STATED PROBLEM: Copy the listing below, replacing each occurrence of "article-title" with "article-heading" and keeping every other line unchanged. Leave out the pictures.

INPUT DATA:
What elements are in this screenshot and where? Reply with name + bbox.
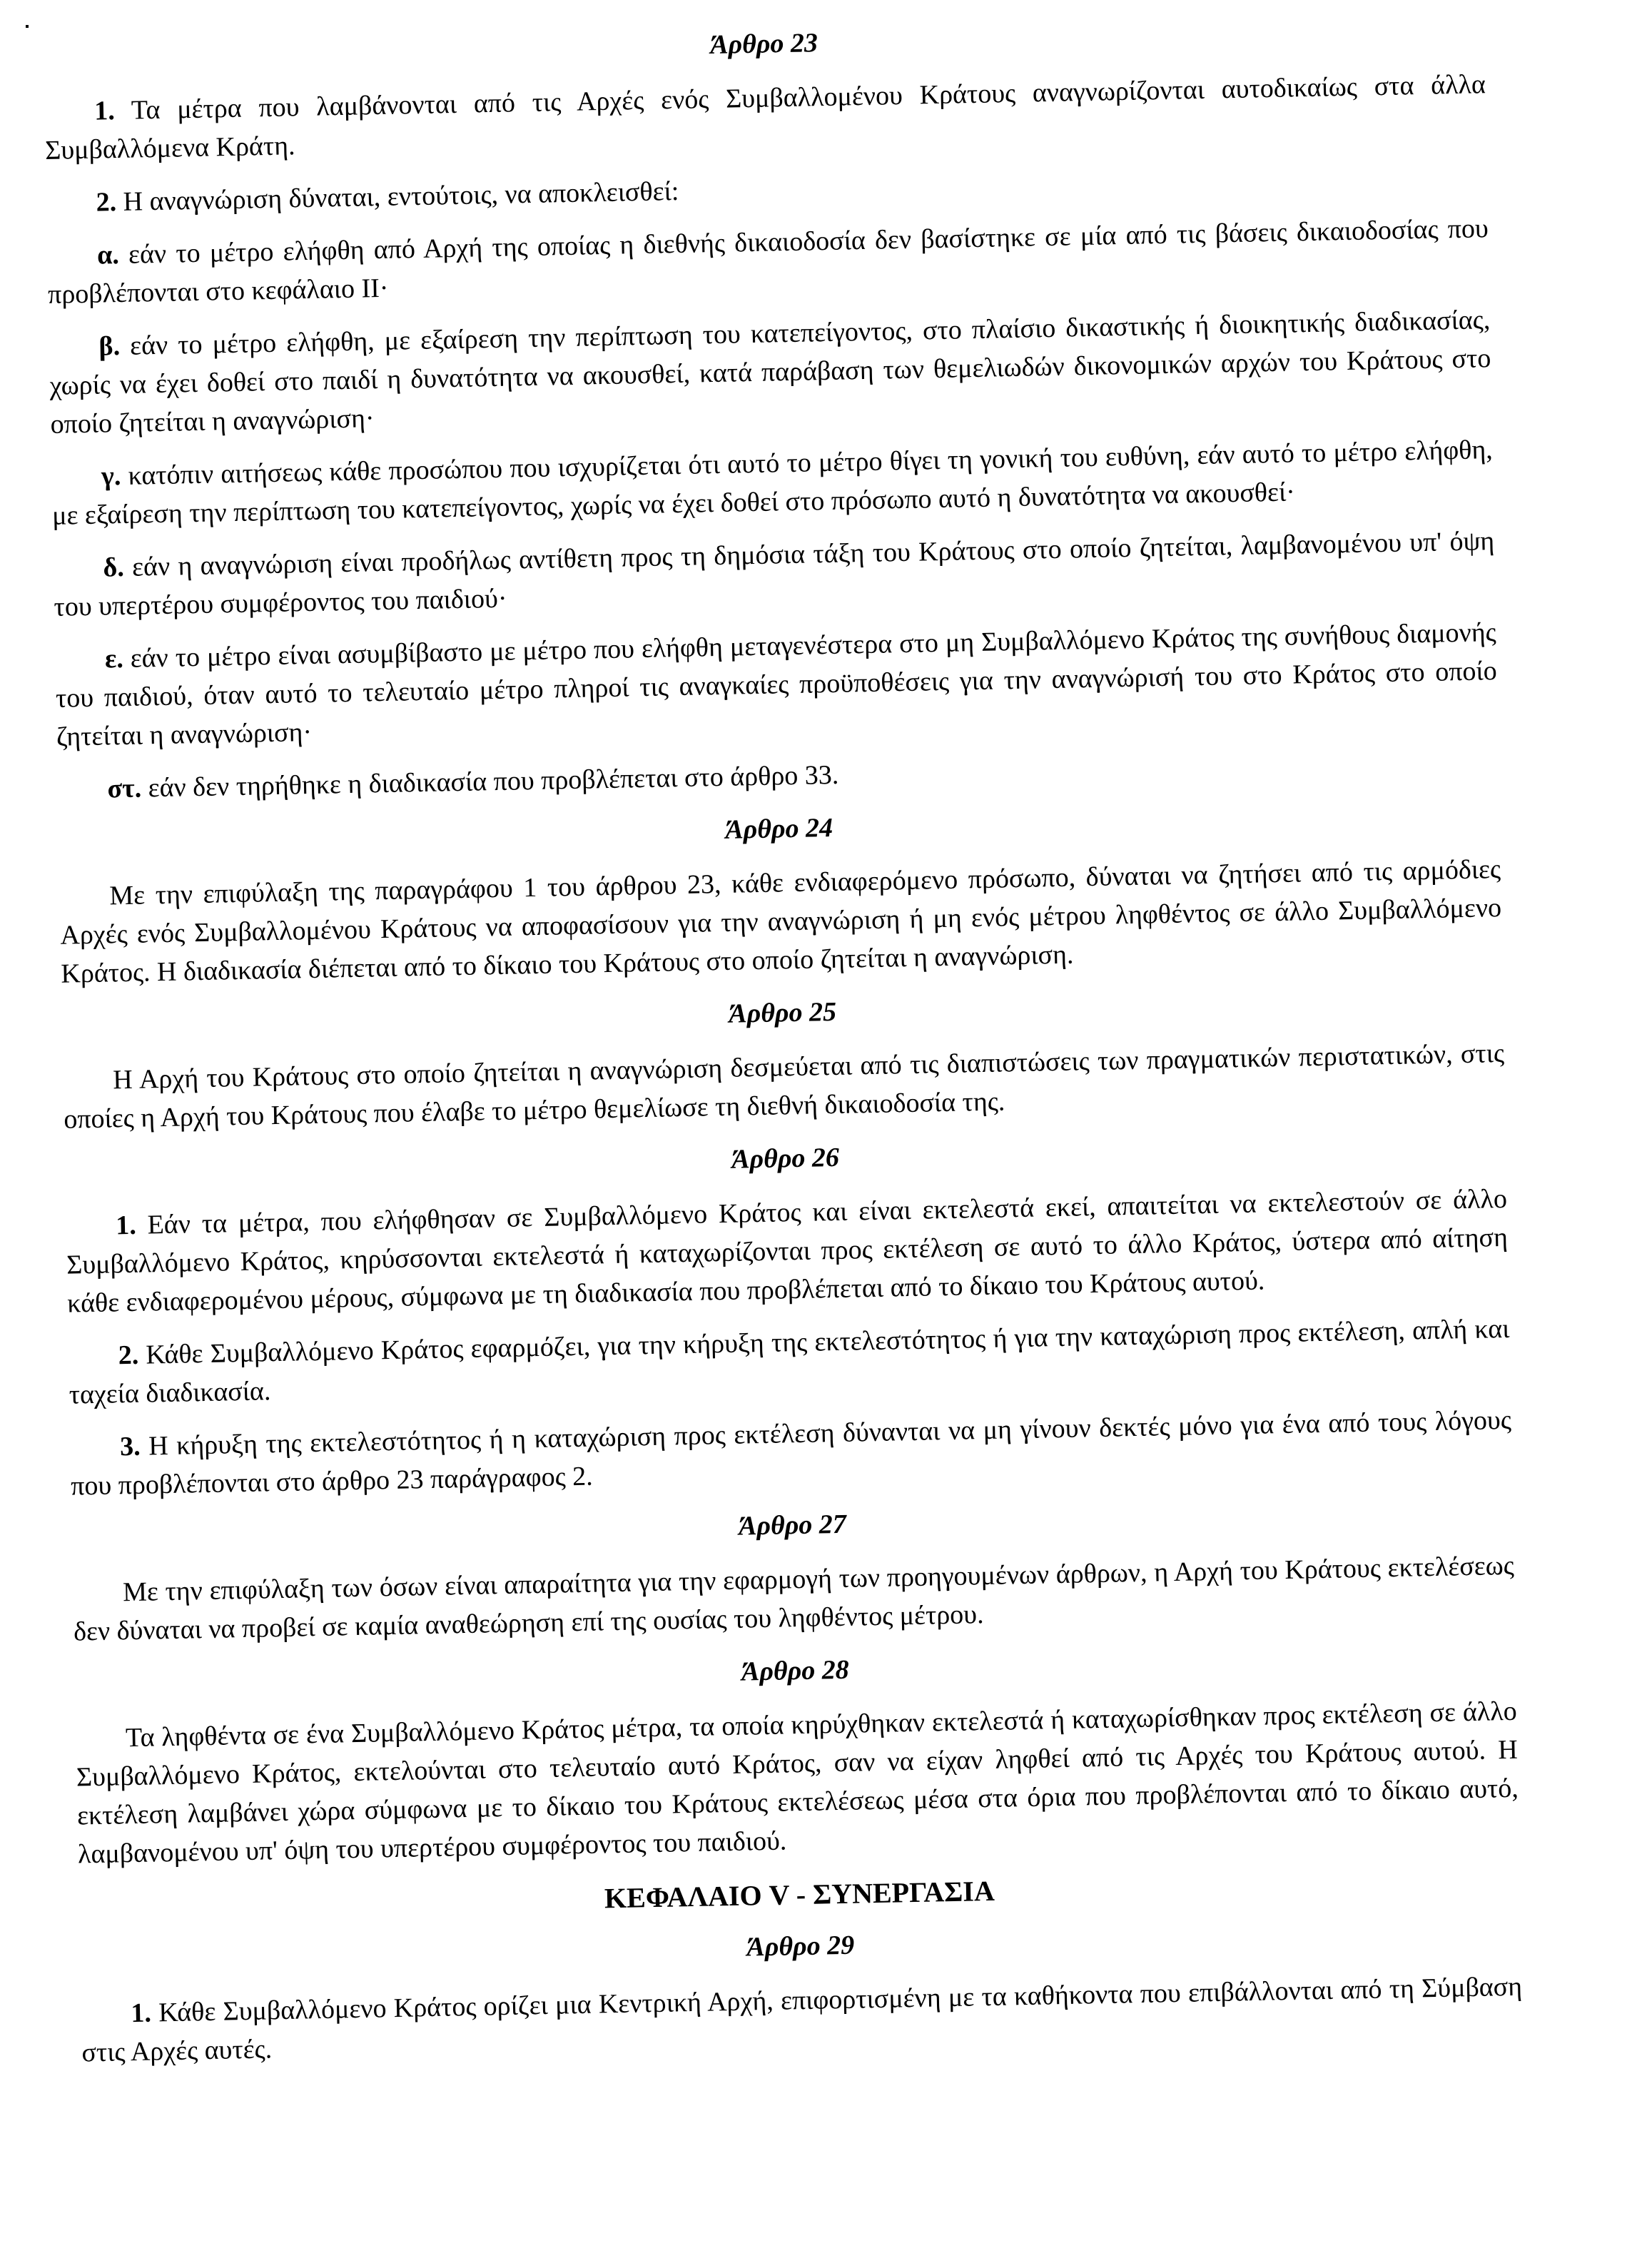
paragraph-text: Κάθε Συμβαλλόμενο Κράτος εφαρμόζει, για …	[69, 1314, 1509, 1410]
article-title: Άρθρο 25	[61, 980, 1504, 1046]
article-title: Άρθρο 26	[64, 1125, 1506, 1192]
paragraph: 1. Τα μέτρα που λαμβάνονται από τις Αρχέ…	[44, 65, 1487, 170]
paragraph: 1. Κάθε Συμβαλλόμενο Κράτος ορίζει μια Κ…	[81, 1968, 1524, 2072]
article-23: Άρθρο 23 1. Τα μέτρα που λαμβάνονται από…	[43, 11, 1499, 809]
sub-paragraph: ε. εάν το μέτρο είναι ασυμβίβαστο με μέτ…	[54, 613, 1498, 756]
article-title: Άρθρο 23	[43, 11, 1485, 77]
sub-paragraph-letter: στ.	[107, 774, 141, 804]
paragraph-number: 2.	[96, 187, 116, 218]
paragraph-text: Η αναγνώριση δύναται, εντούτοις, να αποκ…	[123, 176, 679, 217]
scan-speck	[26, 25, 29, 28]
article-title: Άρθρο 28	[74, 1638, 1516, 1704]
sub-paragraph-letter: β.	[98, 331, 120, 362]
paragraph-text: Κάθε Συμβαλλόμενο Κράτος ορίζει μια Κεντ…	[81, 1972, 1522, 2068]
paragraph-number: 1.	[94, 96, 115, 126]
article-27: Άρθρο 27 Με την επιφύλαξη των όσων είναι…	[71, 1492, 1515, 1651]
paragraph-text: Με την επιφύλαξη της παραγράφου 1 του άρ…	[60, 854, 1501, 989]
paragraph: 1. Εάν τα μέτρα, που ελήφθησαν σε Συμβαλ…	[66, 1180, 1509, 1323]
document-page: Άρθρο 23 1. Τα μέτρα που λαμβάνονται από…	[43, 1, 1524, 2086]
sub-paragraph-letter: δ.	[103, 552, 124, 583]
sub-paragraph-letter: α.	[97, 240, 120, 270]
chapter-v: ΚΕΦΑΛΑΙΟ V - ΣΥΝΕΡΓΑΣΙΑ Άρθρο 29 1. Κάθε…	[78, 1862, 1524, 2072]
paragraph-text: Με την επιφύλαξη των όσων είναι απαραίτη…	[74, 1551, 1514, 1647]
paragraph-text: εάν δεν τηρήθηκε η διαδικασία που προβλέ…	[148, 760, 838, 804]
paragraph-text: εάν το μέτρο είναι ασυμβίβαστο με μέτρο …	[56, 617, 1497, 752]
paragraph-text: εάν το μέτρο ελήφθη από Αρχή της οποίας …	[48, 213, 1489, 310]
article-title: Άρθρο 24	[58, 796, 1500, 862]
article-24: Άρθρο 24 Με την επιφύλαξη της παραγράφου…	[58, 796, 1502, 993]
article-title: Άρθρο 27	[71, 1492, 1514, 1559]
paragraph-text: κατόπιν αιτήσεως κάθε προσώπου που ισχυρ…	[52, 435, 1493, 531]
sub-paragraph: δ. εάν η αναγνώριση είναι προδήλως αντίθ…	[53, 522, 1496, 627]
article-25: Άρθρο 25 Η Αρχή του Κράτους στο οποίο ζη…	[61, 980, 1505, 1139]
paragraph: Τα ληφθέντα σε ένα Συμβαλλόμενο Κράτος μ…	[75, 1692, 1519, 1874]
paragraph-text: Η Αρχή του Κράτους στο οποίο ζητείται η …	[64, 1038, 1504, 1135]
paragraph: Με την επιφύλαξη της παραγράφου 1 του άρ…	[59, 850, 1503, 993]
sub-paragraph: β. εάν το μέτρο ελήφθη, με εξαίρεση την …	[49, 300, 1492, 444]
paragraph-text: Τα ληφθέντα σε ένα Συμβαλλόμενο Κράτος μ…	[76, 1696, 1519, 1870]
paragraph-text: Εάν τα μέτρα, που ελήφθησαν σε Συμβαλλόμ…	[66, 1184, 1508, 1319]
paragraph: 2. Κάθε Συμβαλλόμενο Κράτος εφαρμόζει, γ…	[68, 1310, 1511, 1414]
paragraph-number: 2.	[118, 1340, 138, 1371]
sub-paragraph-letter: γ.	[101, 461, 121, 492]
paragraph-number: 1.	[116, 1210, 136, 1241]
paragraph-text: Τα μέτρα που λαμβάνονται από τις Αρχές ε…	[45, 69, 1486, 166]
paragraph-number: 1.	[131, 1998, 151, 2029]
sub-paragraph-letter: ε.	[105, 644, 124, 674]
sub-paragraph: α. εάν το μέτρο ελήφθη από Αρχή της οποί…	[47, 209, 1490, 314]
paragraph-text: Η κήρυξη της εκτελεστότητος ή η καταχώρι…	[71, 1405, 1511, 1502]
sub-paragraph: γ. κατόπιν αιτήσεως κάθε προσώπου που ισ…	[51, 430, 1494, 535]
paragraph-text: εάν η αναγνώριση είναι προδήλως αντίθετη…	[54, 526, 1494, 622]
paragraph: Η Αρχή του Κράτους στο οποίο ζητείται η …	[63, 1034, 1506, 1139]
paragraph-text: εάν το μέτρο ελήφθη, με εξαίρεση την περ…	[49, 305, 1491, 440]
paragraph-number: 3.	[120, 1432, 141, 1462]
paragraph: 3. Η κήρυξη της εκτελεστότητος ή η καταχ…	[70, 1401, 1513, 1506]
article-26: Άρθρο 26 1. Εάν τα μέτρα, που ελήφθησαν …	[64, 1125, 1512, 1506]
article-28: Άρθρο 28 Τα ληφθέντα σε ένα Συμβαλλόμενο…	[74, 1638, 1519, 1874]
paragraph: Με την επιφύλαξη των όσων είναι απαραίτη…	[73, 1546, 1516, 1651]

WRITTEN RESPONSE:
What elements are in this screenshot and where? Reply with name + bbox.
paragraph-text: Κάθε Συμβαλλόμενο Κράτος εφαρμόζει, για …	[69, 1314, 1509, 1410]
article-heading: Άρθρο 25	[61, 980, 1504, 1046]
article-heading: Άρθρο 26	[64, 1125, 1506, 1192]
paragraph: 1. Τα μέτρα που λαμβάνονται από τις Αρχέ…	[44, 65, 1487, 170]
paragraph: 1. Κάθε Συμβαλλόμενο Κράτος ορίζει μια Κ…	[81, 1968, 1524, 2072]
article-23: Άρθρο 23 1. Τα μέτρα που λαμβάνονται από…	[43, 11, 1499, 809]
sub-paragraph: ε. εάν το μέτρο είναι ασυμβίβαστο με μέτ…	[54, 613, 1498, 756]
article-heading: Άρθρο 23	[43, 11, 1485, 77]
sub-paragraph-letter: στ.	[107, 774, 141, 804]
paragraph-number: 2.	[96, 187, 116, 218]
paragraph-text: Η αναγνώριση δύναται, εντούτοις, να αποκ…	[123, 176, 679, 217]
scan-speck	[26, 25, 29, 28]
article-heading: Άρθρο 28	[74, 1638, 1516, 1704]
sub-paragraph-letter: β.	[98, 331, 120, 362]
paragraph-text: Κάθε Συμβαλλόμενο Κράτος ορίζει μια Κεντ…	[81, 1972, 1522, 2068]
paragraph-number: 1.	[94, 96, 115, 126]
article-27: Άρθρο 27 Με την επιφύλαξη των όσων είναι…	[71, 1492, 1515, 1651]
paragraph-text: Με την επιφύλαξη της παραγράφου 1 του άρ…	[60, 854, 1501, 989]
paragraph: 1. Εάν τα μέτρα, που ελήφθησαν σε Συμβαλ…	[66, 1180, 1509, 1323]
document-page: Άρθρο 23 1. Τα μέτρα που λαμβάνονται από…	[43, 1, 1524, 2086]
sub-paragraph-letter: δ.	[103, 552, 124, 583]
sub-paragraph-letter: α.	[97, 240, 120, 270]
chapter-v: ΚΕΦΑΛΑΙΟ V - ΣΥΝΕΡΓΑΣΙΑ Άρθρο 29 1. Κάθε…	[78, 1862, 1524, 2072]
paragraph-text: Με την επιφύλαξη των όσων είναι απαραίτη…	[74, 1551, 1514, 1647]
paragraph-text: εάν δεν τηρήθηκε η διαδικασία που προβλέ…	[148, 760, 838, 804]
paragraph-text: εάν το μέτρο είναι ασυμβίβαστο με μέτρο …	[56, 617, 1497, 752]
paragraph-text: εάν το μέτρο ελήφθη από Αρχή της οποίας …	[48, 213, 1489, 310]
article-heading: Άρθρο 24	[58, 796, 1500, 862]
article-24: Άρθρο 24 Με την επιφύλαξη της παραγράφου…	[58, 796, 1502, 993]
article-heading: Άρθρο 27	[71, 1492, 1514, 1559]
paragraph-text: κατόπιν αιτήσεως κάθε προσώπου που ισχυρ…	[52, 435, 1493, 531]
sub-paragraph: δ. εάν η αναγνώριση είναι προδήλως αντίθ…	[53, 522, 1496, 627]
article-25: Άρθρο 25 Η Αρχή του Κράτους στο οποίο ζη…	[61, 980, 1505, 1139]
paragraph: Τα ληφθέντα σε ένα Συμβαλλόμενο Κράτος μ…	[75, 1692, 1519, 1874]
paragraph-text: Η Αρχή του Κράτους στο οποίο ζητείται η …	[64, 1038, 1504, 1135]
paragraph: Με την επιφύλαξη της παραγράφου 1 του άρ…	[59, 850, 1503, 993]
sub-paragraph: β. εάν το μέτρο ελήφθη, με εξαίρεση την …	[49, 300, 1492, 444]
paragraph-text: Τα ληφθέντα σε ένα Συμβαλλόμενο Κράτος μ…	[76, 1696, 1519, 1870]
paragraph-text: Εάν τα μέτρα, που ελήφθησαν σε Συμβαλλόμ…	[66, 1184, 1508, 1319]
paragraph: 2. Κάθε Συμβαλλόμενο Κράτος εφαρμόζει, γ…	[68, 1310, 1511, 1414]
paragraph-number: 2.	[118, 1340, 138, 1371]
sub-paragraph-letter: γ.	[101, 461, 121, 492]
paragraph-number: 1.	[116, 1210, 136, 1241]
paragraph-text: Τα μέτρα που λαμβάνονται από τις Αρχές ε…	[45, 69, 1486, 166]
paragraph-number: 1.	[131, 1998, 151, 2029]
sub-paragraph-letter: ε.	[105, 644, 124, 674]
sub-paragraph: α. εάν το μέτρο ελήφθη από Αρχή της οποί…	[47, 209, 1490, 314]
paragraph-text: Η κήρυξη της εκτελεστότητος ή η καταχώρι…	[71, 1405, 1511, 1502]
sub-paragraph: γ. κατόπιν αιτήσεως κάθε προσώπου που ισ…	[51, 430, 1494, 535]
paragraph-text: εάν η αναγνώριση είναι προδήλως αντίθετη…	[54, 526, 1494, 622]
paragraph: Η Αρχή του Κράτους στο οποίο ζητείται η …	[63, 1034, 1506, 1139]
paragraph-text: εάν το μέτρο ελήφθη, με εξαίρεση την περ…	[49, 305, 1491, 440]
paragraph-number: 3.	[120, 1432, 141, 1462]
paragraph: 3. Η κήρυξη της εκτελεστότητος ή η καταχ…	[70, 1401, 1513, 1506]
article-26: Άρθρο 26 1. Εάν τα μέτρα, που ελήφθησαν …	[64, 1125, 1512, 1506]
article-28: Άρθρο 28 Τα ληφθέντα σε ένα Συμβαλλόμενο…	[74, 1638, 1519, 1874]
paragraph: Με την επιφύλαξη των όσων είναι απαραίτη…	[73, 1546, 1516, 1651]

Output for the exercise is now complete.